### DATA RECORDS
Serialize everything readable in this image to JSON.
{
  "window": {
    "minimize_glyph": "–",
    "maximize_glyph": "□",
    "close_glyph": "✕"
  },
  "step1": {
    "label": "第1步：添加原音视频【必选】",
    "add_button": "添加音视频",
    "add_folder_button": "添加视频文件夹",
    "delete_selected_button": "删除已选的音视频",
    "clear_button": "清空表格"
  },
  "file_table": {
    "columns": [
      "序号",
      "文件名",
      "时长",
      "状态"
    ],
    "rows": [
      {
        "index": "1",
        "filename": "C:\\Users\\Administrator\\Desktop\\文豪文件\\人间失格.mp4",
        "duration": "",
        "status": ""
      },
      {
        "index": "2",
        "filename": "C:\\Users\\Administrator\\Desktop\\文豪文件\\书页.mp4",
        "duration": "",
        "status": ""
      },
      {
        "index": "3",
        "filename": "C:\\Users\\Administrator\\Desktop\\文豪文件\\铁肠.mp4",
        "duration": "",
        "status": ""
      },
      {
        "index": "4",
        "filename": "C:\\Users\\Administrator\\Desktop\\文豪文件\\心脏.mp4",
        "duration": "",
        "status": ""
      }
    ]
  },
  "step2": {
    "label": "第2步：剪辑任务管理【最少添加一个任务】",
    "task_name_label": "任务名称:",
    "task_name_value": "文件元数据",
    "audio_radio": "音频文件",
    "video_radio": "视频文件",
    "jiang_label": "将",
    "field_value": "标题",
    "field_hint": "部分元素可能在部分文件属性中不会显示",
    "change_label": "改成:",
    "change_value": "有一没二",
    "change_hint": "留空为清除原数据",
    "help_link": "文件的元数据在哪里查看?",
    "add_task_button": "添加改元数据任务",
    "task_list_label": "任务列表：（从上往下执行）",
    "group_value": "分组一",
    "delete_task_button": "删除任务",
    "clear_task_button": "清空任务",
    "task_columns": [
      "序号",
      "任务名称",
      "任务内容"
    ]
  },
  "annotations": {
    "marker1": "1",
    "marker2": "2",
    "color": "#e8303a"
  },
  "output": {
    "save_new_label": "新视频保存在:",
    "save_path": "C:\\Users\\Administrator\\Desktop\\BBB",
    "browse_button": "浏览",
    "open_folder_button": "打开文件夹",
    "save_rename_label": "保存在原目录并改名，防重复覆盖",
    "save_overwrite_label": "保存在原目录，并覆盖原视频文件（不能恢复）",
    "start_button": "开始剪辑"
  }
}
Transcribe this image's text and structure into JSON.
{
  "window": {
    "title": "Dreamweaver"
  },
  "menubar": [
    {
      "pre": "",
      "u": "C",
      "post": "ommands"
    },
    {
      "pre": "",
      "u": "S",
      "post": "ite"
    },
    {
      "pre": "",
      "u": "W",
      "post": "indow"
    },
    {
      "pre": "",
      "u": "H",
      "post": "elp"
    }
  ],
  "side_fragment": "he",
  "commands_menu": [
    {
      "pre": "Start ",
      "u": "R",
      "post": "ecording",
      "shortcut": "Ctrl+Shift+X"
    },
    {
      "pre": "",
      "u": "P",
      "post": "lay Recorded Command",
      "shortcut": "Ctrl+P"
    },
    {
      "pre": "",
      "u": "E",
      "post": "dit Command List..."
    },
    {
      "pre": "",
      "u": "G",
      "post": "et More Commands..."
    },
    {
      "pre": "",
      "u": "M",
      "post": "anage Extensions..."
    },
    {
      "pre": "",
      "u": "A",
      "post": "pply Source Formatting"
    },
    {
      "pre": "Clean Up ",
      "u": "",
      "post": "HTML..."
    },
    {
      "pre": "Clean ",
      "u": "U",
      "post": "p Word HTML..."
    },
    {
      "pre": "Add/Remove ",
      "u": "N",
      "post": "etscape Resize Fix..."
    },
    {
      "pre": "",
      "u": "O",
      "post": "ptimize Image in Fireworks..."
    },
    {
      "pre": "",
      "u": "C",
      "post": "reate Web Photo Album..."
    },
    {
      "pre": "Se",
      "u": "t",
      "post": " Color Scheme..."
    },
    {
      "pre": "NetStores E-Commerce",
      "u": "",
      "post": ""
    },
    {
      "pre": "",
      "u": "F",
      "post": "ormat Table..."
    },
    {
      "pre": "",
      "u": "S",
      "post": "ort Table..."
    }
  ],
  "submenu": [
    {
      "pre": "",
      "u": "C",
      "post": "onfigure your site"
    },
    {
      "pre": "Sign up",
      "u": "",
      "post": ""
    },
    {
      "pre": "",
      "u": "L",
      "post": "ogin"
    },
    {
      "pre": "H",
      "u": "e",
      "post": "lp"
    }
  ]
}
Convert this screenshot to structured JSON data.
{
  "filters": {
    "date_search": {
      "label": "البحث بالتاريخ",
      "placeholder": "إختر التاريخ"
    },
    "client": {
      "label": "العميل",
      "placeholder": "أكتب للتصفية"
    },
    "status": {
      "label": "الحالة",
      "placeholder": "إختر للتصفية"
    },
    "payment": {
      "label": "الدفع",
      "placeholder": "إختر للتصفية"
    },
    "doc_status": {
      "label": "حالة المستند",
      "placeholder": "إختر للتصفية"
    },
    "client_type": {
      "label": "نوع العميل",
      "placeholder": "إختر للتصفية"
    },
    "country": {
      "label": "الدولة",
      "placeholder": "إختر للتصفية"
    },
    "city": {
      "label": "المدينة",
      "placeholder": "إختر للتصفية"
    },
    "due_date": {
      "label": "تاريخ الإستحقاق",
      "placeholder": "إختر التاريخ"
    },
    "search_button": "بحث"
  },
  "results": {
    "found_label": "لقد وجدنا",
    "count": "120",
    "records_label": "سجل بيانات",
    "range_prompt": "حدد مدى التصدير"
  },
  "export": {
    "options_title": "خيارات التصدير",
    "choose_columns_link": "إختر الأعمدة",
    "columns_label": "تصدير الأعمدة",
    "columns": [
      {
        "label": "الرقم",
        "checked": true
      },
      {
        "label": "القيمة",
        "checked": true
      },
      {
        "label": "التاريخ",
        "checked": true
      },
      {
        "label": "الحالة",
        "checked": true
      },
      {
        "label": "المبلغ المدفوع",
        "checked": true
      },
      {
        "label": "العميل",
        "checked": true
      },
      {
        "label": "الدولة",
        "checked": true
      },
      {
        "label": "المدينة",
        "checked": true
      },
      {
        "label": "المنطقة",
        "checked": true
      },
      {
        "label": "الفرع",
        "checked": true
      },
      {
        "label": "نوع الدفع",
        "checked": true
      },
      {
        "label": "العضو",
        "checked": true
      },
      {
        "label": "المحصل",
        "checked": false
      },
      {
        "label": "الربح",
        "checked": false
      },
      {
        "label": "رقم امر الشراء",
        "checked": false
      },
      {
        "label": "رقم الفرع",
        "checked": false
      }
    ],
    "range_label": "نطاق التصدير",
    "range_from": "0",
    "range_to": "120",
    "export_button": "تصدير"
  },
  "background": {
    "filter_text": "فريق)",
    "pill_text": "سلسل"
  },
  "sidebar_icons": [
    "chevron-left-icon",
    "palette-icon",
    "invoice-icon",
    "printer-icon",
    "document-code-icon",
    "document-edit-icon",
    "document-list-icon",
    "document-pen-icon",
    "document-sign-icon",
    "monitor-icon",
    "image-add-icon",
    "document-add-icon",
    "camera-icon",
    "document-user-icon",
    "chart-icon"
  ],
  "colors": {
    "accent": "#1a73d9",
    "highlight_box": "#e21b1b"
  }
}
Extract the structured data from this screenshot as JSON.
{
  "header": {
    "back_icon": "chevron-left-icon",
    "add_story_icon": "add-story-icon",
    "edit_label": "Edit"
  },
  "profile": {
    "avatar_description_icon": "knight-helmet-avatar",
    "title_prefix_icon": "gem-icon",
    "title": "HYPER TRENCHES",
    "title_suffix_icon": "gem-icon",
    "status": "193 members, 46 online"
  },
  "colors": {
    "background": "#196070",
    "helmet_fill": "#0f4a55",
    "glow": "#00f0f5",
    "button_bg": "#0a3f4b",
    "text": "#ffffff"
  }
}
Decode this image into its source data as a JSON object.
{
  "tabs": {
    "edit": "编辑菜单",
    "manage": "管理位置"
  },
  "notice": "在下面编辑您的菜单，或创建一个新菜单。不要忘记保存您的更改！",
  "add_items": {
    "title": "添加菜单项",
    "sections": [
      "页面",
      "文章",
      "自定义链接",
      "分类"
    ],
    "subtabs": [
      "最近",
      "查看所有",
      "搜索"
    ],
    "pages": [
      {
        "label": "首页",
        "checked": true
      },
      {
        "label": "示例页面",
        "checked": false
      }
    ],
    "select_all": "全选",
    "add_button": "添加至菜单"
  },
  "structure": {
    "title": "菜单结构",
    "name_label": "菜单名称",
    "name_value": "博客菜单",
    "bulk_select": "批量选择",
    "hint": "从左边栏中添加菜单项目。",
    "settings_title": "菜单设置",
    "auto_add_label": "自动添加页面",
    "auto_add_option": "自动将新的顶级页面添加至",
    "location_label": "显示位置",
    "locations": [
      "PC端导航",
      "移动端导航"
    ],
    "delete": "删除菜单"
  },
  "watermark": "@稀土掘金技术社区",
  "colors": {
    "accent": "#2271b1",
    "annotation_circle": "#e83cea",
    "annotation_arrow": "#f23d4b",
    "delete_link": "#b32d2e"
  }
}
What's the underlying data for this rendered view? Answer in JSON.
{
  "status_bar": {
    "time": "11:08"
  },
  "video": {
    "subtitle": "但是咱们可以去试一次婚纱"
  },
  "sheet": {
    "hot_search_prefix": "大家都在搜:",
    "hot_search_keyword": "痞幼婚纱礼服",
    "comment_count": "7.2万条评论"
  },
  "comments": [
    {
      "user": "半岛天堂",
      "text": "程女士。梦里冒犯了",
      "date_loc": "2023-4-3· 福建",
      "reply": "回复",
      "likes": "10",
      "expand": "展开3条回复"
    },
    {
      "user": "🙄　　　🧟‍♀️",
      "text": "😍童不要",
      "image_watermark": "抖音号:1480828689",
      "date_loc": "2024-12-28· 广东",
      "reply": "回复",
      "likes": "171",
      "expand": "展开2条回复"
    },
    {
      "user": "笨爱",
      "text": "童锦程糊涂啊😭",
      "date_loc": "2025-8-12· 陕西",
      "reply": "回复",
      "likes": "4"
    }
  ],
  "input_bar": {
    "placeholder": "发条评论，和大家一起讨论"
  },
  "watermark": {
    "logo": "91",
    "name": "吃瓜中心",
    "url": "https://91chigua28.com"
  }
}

### OBJECTIVE
From the listing, tally every line with the word "document" in it and give only the tally.

### REPLY TO THE EXERCISE
7